- _Problem requirements_: Restate the full set of records exactly, word for word.

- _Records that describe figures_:
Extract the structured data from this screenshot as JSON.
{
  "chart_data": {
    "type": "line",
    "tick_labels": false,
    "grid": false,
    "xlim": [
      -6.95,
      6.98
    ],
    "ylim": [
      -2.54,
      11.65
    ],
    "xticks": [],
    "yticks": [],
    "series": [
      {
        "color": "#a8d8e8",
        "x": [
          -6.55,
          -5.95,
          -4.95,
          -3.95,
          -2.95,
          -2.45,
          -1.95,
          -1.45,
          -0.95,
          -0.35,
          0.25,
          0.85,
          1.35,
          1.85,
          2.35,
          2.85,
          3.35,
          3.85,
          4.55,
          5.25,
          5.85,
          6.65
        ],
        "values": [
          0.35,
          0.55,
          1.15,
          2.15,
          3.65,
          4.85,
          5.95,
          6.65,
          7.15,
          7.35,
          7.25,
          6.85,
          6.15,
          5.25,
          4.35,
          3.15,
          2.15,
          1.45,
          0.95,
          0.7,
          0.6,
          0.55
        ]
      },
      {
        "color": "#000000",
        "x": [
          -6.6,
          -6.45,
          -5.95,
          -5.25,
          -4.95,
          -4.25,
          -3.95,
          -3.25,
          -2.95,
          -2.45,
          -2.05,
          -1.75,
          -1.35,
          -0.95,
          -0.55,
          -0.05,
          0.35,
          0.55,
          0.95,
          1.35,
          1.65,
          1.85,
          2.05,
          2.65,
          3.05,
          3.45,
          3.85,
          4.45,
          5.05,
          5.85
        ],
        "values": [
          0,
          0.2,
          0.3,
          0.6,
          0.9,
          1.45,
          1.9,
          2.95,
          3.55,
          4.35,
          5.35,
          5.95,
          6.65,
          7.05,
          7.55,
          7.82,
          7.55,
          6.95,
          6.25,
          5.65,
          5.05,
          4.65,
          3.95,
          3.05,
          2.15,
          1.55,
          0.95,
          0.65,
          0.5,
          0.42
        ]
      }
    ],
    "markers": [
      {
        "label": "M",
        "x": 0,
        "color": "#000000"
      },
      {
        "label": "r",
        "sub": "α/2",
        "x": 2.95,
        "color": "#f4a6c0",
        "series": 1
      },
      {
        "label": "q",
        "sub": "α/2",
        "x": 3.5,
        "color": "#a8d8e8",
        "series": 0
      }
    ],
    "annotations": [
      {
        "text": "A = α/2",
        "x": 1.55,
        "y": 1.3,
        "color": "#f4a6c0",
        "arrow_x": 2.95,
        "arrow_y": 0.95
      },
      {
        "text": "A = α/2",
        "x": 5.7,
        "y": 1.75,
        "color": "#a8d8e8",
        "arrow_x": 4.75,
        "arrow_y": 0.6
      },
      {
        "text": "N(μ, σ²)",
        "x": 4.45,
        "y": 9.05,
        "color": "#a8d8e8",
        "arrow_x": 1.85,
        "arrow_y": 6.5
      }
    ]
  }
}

- _Reply to the exercise_:
Extract the structured data from this screenshot as JSON.
{
  "chart_data": {
    "type": "line",
    "tick_labels": false,
    "grid": false,
    "xlim": [
      -6.95,
      6.98
    ],
    "ylim": [
      -2.54,
      11.65
    ],
    "xticks": [],
    "yticks": [],
    "series": [
      {
        "color": "#a8d8e8",
        "x": [
          -6.55,
          -5.95,
          -4.95,
          -3.95,
          -2.95,
          -2.45,
          -1.95,
          -1.45,
          -0.95,
          -0.35,
          0.25,
          0.85,
          1.35,
          1.85,
          2.35,
          2.85,
          3.35,
          3.85,
          4.55,
          5.25,
          5.85,
          6.65
        ],
        "values": [
          0.35,
          0.55,
          1.15,
          2.15,
          3.65,
          4.85,
          5.95,
          6.65,
          7.15,
          7.35,
          7.25,
          6.85,
          6.15,
          5.25,
          4.35,
          3.15,
          2.15,
          1.45,
          0.95,
          0.7,
          0.6,
          0.55
        ]
      },
      {
        "color": "#000000",
        "x": [
          -6.6,
          -6.45,
          -5.95,
          -5.25,
          -4.95,
          -4.25,
          -3.95,
          -3.25,
          -2.95,
          -2.45,
          -2.05,
          -1.75,
          -1.35,
          -0.95,
          -0.55,
          -0.05,
          0.35,
          0.55,
          0.95,
          1.35,
          1.65,
          1.85,
          2.05,
          2.65,
          3.05,
          3.45,
          3.85,
          4.45,
          5.05,
          5.85
        ],
        "values": [
          0,
          0.2,
          0.3,
          0.6,
          0.9,
          1.45,
          1.9,
          2.95,
          3.55,
          4.35,
          5.35,
          5.95,
          6.65,
          7.05,
          7.55,
          7.82,
          7.55,
          6.95,
          6.25,
          5.65,
          5.05,
          4.65,
          3.95,
          3.05,
          2.15,
          1.55,
          0.95,
          0.65,
          0.5,
          0.42
        ]
      }
    ],
    "markers": [
      {
        "label": "M",
        "x": 0,
        "color": "#000000"
      },
      {
        "label": "r",
        "sub": "α/2",
        "x": 2.95,
        "color": "#f4a6c0",
        "series": 1
      },
      {
        "label": "q",
        "sub": "α/2",
        "x": 3.5,
        "color": "#a8d8e8",
        "series": 0
      }
    ],
    "annotations": [
      {
        "text": "A = α/2",
        "x": 1.55,
        "y": 1.3,
        "color": "#f4a6c0",
        "arrow_x": 2.95,
        "arrow_y": 0.95
      },
      {
        "text": "A = α/2",
        "x": 5.7,
        "y": 1.75,
        "color": "#a8d8e8",
        "arrow_x": 4.75,
        "arrow_y": 0.6
      },
      {
        "text": "N(μ, σ²)",
        "x": 4.45,
        "y": 9.05,
        "color": "#a8d8e8",
        "arrow_x": 1.85,
        "arrow_y": 6.5
      }
    ]
  }
}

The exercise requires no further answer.